● Direction
Return the listing below word for word.

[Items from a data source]

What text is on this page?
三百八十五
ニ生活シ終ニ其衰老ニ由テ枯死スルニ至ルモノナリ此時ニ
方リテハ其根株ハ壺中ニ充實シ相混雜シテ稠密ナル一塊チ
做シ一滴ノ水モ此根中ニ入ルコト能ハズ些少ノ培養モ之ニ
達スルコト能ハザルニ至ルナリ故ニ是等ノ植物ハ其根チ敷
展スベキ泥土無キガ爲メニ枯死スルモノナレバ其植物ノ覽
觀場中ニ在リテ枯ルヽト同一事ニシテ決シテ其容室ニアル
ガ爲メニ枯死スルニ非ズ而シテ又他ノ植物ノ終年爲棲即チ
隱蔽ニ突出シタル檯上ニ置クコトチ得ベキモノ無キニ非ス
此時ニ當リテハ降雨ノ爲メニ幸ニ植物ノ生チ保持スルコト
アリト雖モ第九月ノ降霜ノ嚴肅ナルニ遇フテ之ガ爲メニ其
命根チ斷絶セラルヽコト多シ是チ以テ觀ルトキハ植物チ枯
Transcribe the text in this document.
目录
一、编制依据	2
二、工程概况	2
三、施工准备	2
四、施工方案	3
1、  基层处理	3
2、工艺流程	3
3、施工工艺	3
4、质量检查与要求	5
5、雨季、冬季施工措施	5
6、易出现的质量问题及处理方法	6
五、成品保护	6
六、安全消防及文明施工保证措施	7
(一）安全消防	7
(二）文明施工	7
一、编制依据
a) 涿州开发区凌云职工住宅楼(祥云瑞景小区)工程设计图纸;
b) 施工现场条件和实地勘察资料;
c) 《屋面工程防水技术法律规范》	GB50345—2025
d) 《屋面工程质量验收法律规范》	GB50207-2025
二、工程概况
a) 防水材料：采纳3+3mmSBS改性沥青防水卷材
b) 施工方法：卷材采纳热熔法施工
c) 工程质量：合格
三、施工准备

● Task response
What text is on this page?
三百八十五
ニ生活シ終ニ其衰老ニ由テ枯死スルニ至ルモノナリ此時ニ
方リテハ其根株ハ壺中ニ充實シ相混雜シテ稠密ナル一塊チ
做シ一滴ノ水モ此根中ニ入ルコト能ハズ些少ノ培養モ之ニ
達スルコト能ハザルニ至ルナリ故ニ是等ノ植物ハ其根チ敷
展スベキ泥土無キガ爲メニ枯死スルモノナレバ其植物ノ覽
觀場中ニ在リテ枯ルヽト同一事ニシテ決シテ其容室ニアル
ガ爲メニ枯死スルニ非ズ而シテ又他ノ植物ノ終年爲棲即チ
隱蔽ニ突出シタル檯上ニ置クコトチ得ベキモノ無キニ非ス
此時ニ當リテハ降雨ノ爲メニ幸ニ植物ノ生チ保持スルコト
アリト雖モ第九月ノ降霜ノ嚴肅ナルニ遇フテ之ガ爲メニ其
命根チ斷絶セラルヽコト多シ是チ以テ觀ルトキハ植物チ枯
Transcribe the text in this document.
目录
一、编制依据	2
二、工程概况	2
三、施工准备	2
四、施工方案	3
1、  基层处理	3
2、工艺流程	3
3、施工工艺	3
4、质量检查与要求	5
5、雨季、冬季施工措施	5
6、易出现的质量问题及处理方法	6
五、成品保护	6
六、安全消防及文明施工保证措施	7
(一）安全消防	7
(二）文明施工	7
一、编制依据
a) 涿州开发区凌云职工住宅楼(祥云瑞景小区)工程设计图纸;
b) 施工现场条件和实地勘察资料;
c) 《屋面工程防水技术法律规范》	GB50345—2025
d) 《屋面工程质量验收法律规范》	GB50207-2025
二、工程概况
a) 防水材料：采纳3+3mmSBS改性沥青防水卷材
b) 施工方法：卷材采纳热熔法施工
c) 工程质量：合格
三、施工准备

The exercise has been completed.